(Part of a data file)
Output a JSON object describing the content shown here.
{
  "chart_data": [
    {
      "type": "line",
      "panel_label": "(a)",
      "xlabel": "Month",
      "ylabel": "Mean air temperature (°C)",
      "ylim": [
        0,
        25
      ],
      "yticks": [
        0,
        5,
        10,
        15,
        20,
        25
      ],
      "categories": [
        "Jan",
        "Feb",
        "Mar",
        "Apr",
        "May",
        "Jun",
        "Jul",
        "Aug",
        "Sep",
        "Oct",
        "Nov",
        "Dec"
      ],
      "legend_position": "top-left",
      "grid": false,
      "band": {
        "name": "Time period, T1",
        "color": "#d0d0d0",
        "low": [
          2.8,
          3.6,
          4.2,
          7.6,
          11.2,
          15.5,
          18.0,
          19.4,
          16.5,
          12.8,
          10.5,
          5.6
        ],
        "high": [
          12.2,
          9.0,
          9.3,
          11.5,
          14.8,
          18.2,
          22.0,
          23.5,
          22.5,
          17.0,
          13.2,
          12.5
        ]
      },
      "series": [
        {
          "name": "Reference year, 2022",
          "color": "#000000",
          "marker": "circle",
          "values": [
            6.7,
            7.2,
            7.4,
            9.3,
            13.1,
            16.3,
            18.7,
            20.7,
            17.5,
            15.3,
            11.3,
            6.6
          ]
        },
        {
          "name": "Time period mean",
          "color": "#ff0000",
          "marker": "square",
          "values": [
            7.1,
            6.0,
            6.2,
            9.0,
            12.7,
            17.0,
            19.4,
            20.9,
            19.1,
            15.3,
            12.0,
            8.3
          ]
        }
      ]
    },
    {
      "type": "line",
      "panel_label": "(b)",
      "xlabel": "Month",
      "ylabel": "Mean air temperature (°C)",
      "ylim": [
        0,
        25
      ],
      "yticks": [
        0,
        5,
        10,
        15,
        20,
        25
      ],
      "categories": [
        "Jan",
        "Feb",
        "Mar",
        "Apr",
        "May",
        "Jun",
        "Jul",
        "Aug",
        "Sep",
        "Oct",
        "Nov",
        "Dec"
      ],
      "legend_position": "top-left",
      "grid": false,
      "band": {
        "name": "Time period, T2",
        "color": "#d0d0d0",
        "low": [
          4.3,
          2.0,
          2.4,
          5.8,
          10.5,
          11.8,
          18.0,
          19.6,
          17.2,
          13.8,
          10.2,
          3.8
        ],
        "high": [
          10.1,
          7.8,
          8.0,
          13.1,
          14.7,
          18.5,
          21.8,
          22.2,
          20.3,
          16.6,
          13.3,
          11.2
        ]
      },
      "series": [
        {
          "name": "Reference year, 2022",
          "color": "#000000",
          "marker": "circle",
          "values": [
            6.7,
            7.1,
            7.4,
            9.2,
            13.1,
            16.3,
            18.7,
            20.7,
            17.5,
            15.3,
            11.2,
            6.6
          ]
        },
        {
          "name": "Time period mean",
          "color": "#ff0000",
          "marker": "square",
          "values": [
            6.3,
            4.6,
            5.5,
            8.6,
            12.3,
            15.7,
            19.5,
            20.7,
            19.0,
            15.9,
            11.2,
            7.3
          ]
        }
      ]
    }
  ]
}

#### [SHORT EXERCISE]
Go through the entries and repeat each one exactly.

#### [WRITTEN RESPONSE]
Output a JSON object describing the content shown here.
{
  "chart_data": [
    {
      "type": "line",
      "panel_label": "(a)",
      "xlabel": "Month",
      "ylabel": "Mean air temperature (°C)",
      "ylim": [
        0,
        25
      ],
      "yticks": [
        0,
        5,
        10,
        15,
        20,
        25
      ],
      "categories": [
        "Jan",
        "Feb",
        "Mar",
        "Apr",
        "May",
        "Jun",
        "Jul",
        "Aug",
        "Sep",
        "Oct",
        "Nov",
        "Dec"
      ],
      "legend_position": "top-left",
      "grid": false,
      "band": {
        "name": "Time period, T1",
        "color": "#d0d0d0",
        "low": [
          2.8,
          3.6,
          4.2,
          7.6,
          11.2,
          15.5,
          18.0,
          19.4,
          16.5,
          12.8,
          10.5,
          5.6
        ],
        "high": [
          12.2,
          9.0,
          9.3,
          11.5,
          14.8,
          18.2,
          22.0,
          23.5,
          22.5,
          17.0,
          13.2,
          12.5
        ]
      },
      "series": [
        {
          "name": "Reference year, 2022",
          "color": "#000000",
          "marker": "circle",
          "values": [
            6.7,
            7.2,
            7.4,
            9.3,
            13.1,
            16.3,
            18.7,
            20.7,
            17.5,
            15.3,
            11.3,
            6.6
          ]
        },
        {
          "name": "Time period mean",
          "color": "#ff0000",
          "marker": "square",
          "values": [
            7.1,
            6.0,
            6.2,
            9.0,
            12.7,
            17.0,
            19.4,
            20.9,
            19.1,
            15.3,
            12.0,
            8.3
          ]
        }
      ]
    },
    {
      "type": "line",
      "panel_label": "(b)",
      "xlabel": "Month",
      "ylabel": "Mean air temperature (°C)",
      "ylim": [
        0,
        25
      ],
      "yticks": [
        0,
        5,
        10,
        15,
        20,
        25
      ],
      "categories": [
        "Jan",
        "Feb",
        "Mar",
        "Apr",
        "May",
        "Jun",
        "Jul",
        "Aug",
        "Sep",
        "Oct",
        "Nov",
        "Dec"
      ],
      "legend_position": "top-left",
      "grid": false,
      "band": {
        "name": "Time period, T2",
        "color": "#d0d0d0",
        "low": [
          4.3,
          2.0,
          2.4,
          5.8,
          10.5,
          11.8,
          18.0,
          19.6,
          17.2,
          13.8,
          10.2,
          3.8
        ],
        "high": [
          10.1,
          7.8,
          8.0,
          13.1,
          14.7,
          18.5,
          21.8,
          22.2,
          20.3,
          16.6,
          13.3,
          11.2
        ]
      },
      "series": [
        {
          "name": "Reference year, 2022",
          "color": "#000000",
          "marker": "circle",
          "values": [
            6.7,
            7.1,
            7.4,
            9.2,
            13.1,
            16.3,
            18.7,
            20.7,
            17.5,
            15.3,
            11.2,
            6.6
          ]
        },
        {
          "name": "Time period mean",
          "color": "#ff0000",
          "marker": "square",
          "values": [
            6.3,
            4.6,
            5.5,
            8.6,
            12.3,
            15.7,
            19.5,
            20.7,
            19.0,
            15.9,
            11.2,
            7.3
          ]
        }
      ]
    }
  ]
}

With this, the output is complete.